Задание: Повторите, пожалуйста, дословно отрывок из подборки цитат Иосифа Бродского от слов «Вот и прожили» до слов «вид Отчества, гравюра.» включительно.

Исходный текст:
Иосиф Александрович Бродский

Материал из Викицитатника
(перенаправлено с «Иосиф Бродский»)
Иосиф Александрович Бродский
Статья в Википедии
Медиафайлы на Викискладе

Ио́сиф Алекса́ндрович Бро́дский (1940—1996) — русский и американский поэт, эссеист, драматург, переводчик, лауреат Нобелевской премии по литературе 1987 года. Поэзию писал преимущественно на русском языке, эссеистику на английском.

Цитаты поэтические[править]

  •  

Каждая могила — край земли.

  — «На смерть Элиота»
  •  

Томас Стернс, не бойся коз
Безопасен сенокос.
Память, если не гранит,
Одуванчик сохранит.

  — «На смерть Элиота»
  •  

Бог органичен. Да. А человек?
А человек, должно быть, ограничен.

  — «Два часа в резервуаре»
  •  

Что сказать мне о жизни? Что оказалась длинной.
Только с горем я чувствую солидарность.
Но пока мне рот не забили глиной,
Из него раздаваться будет лишь благодарность.

  — «Я входил вместо дикого зверя в клетку…»
  •  

Прощай,
позабудь
и не обессудь.
А письма сожги,
как мост.
Да будет мужественным
твой путь,
да будет он прям
и прост.

  — «Прощай, позабудь…»
  •  

Гражданин второсортной эпохи, гордо
признаю я товаром второго сорта
свои лучшие мысли, и дням грядущим
я дарю их, как опыт борьбы с удушьем.

  — «Я всегда твердил, что судьба — игра…»
  •  

Нынче ветрено и волны с перехлёстом.
Скоро осень, всё изменится в округе.
Смена красок этих трогательней, Постум,
чем наряда перемена у подруги.

  — «Письма римскому другу»
  •  

Если выпало в империи родиться
Лучше жить в глухой провинции у моря.

  — «Письма римскому другу»
  •  

Вот и прожили мы больше половины.
Как сказал мне старый раб перед таверной:
«Мы, оглядываясь, видим лишь руины».
Взгляд, конечно, очень варварский, но верный.

  — «Письма римскому другу»
  •  

Холуй трясется. Раб хохочет.
Палач свою секиру точит.
Тиран кромсает каплуна.
Сверкает зимняя луна.

Се вид Отчества, гравюра.
На лежаке — Солдат и Дура.
Старуха чешет мёртвый бок.
Се вид Отечества, лубок.

Собака лает, ветер носит.
Борис у Глеба в морду просит.
Кружатся пары на балу.
В прихожей — куча на полу.

Луна сверкает, зренье муча.
Под ней, как мозг отдельный, — туча…
Пускай Художник, паразит,
другой пейзаж изобразит.

  — «Набросок»

Материал:
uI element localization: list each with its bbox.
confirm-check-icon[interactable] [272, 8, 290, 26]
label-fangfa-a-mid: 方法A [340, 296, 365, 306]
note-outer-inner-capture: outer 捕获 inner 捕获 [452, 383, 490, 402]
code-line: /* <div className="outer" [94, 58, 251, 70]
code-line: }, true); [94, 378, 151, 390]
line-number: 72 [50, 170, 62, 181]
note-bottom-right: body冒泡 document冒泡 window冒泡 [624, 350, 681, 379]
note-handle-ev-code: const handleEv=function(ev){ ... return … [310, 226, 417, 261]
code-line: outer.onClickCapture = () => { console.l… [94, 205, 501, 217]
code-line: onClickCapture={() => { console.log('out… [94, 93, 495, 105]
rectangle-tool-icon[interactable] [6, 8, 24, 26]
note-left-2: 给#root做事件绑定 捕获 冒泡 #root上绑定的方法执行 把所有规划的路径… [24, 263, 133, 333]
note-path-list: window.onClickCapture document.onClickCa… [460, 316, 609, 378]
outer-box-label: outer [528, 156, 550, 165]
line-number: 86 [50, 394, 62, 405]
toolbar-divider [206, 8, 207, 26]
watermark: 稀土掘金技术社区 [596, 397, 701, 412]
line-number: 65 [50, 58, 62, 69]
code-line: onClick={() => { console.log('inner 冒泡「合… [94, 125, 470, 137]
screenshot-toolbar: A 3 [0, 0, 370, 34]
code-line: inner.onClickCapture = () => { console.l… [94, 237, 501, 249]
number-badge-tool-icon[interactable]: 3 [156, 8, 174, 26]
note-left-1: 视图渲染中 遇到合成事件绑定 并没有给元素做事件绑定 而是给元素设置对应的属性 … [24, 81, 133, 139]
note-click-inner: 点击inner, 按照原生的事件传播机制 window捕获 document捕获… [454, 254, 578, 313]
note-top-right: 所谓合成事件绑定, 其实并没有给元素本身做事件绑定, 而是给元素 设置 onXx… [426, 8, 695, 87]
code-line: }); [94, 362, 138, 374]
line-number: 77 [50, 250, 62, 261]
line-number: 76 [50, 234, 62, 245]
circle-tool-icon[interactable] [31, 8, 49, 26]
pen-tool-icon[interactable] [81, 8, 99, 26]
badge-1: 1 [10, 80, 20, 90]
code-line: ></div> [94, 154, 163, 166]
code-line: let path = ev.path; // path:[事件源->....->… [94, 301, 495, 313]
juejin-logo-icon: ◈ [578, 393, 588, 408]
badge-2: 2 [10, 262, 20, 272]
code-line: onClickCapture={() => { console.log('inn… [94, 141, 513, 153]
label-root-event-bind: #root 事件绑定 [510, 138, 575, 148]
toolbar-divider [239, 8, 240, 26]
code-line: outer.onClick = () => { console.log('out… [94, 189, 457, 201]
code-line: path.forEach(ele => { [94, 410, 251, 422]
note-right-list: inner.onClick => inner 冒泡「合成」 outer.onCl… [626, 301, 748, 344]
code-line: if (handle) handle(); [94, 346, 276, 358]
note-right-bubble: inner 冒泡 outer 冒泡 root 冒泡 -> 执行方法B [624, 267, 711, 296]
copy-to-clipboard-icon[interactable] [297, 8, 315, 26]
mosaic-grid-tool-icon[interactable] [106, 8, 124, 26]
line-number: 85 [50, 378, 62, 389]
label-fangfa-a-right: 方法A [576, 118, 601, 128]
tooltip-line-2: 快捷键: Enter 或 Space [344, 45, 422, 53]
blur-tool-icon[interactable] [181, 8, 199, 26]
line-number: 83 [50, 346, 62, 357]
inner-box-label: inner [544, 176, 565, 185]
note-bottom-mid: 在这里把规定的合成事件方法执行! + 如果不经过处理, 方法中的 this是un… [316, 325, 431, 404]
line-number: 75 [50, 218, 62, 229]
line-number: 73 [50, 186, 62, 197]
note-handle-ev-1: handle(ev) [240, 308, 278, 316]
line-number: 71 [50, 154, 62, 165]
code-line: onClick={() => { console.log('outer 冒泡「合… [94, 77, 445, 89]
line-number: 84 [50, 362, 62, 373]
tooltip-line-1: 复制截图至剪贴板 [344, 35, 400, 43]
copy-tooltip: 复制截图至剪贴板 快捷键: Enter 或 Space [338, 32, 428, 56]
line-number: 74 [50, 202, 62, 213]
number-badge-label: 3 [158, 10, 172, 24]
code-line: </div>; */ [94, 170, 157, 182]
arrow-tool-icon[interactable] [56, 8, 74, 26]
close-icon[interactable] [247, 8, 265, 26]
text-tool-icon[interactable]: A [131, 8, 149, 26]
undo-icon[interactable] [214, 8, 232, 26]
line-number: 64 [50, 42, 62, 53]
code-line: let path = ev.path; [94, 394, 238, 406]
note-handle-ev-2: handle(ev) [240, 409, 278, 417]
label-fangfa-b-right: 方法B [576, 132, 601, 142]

Решение задания:
Вот и прожили мы больше половины.
Как сказал мне старый раб перед таверной:
«Мы, оглядываясь, видим лишь руины».
Взгляд, конечно, очень варварский, но верный.

  — «Письма римскому другу»
  •  

Холуй трясется. Раб хохочет.
Палач свою секиру точит.
Тиран кромсает каплуна.
Сверкает зимняя луна.

Се вид Отчества, гравюра.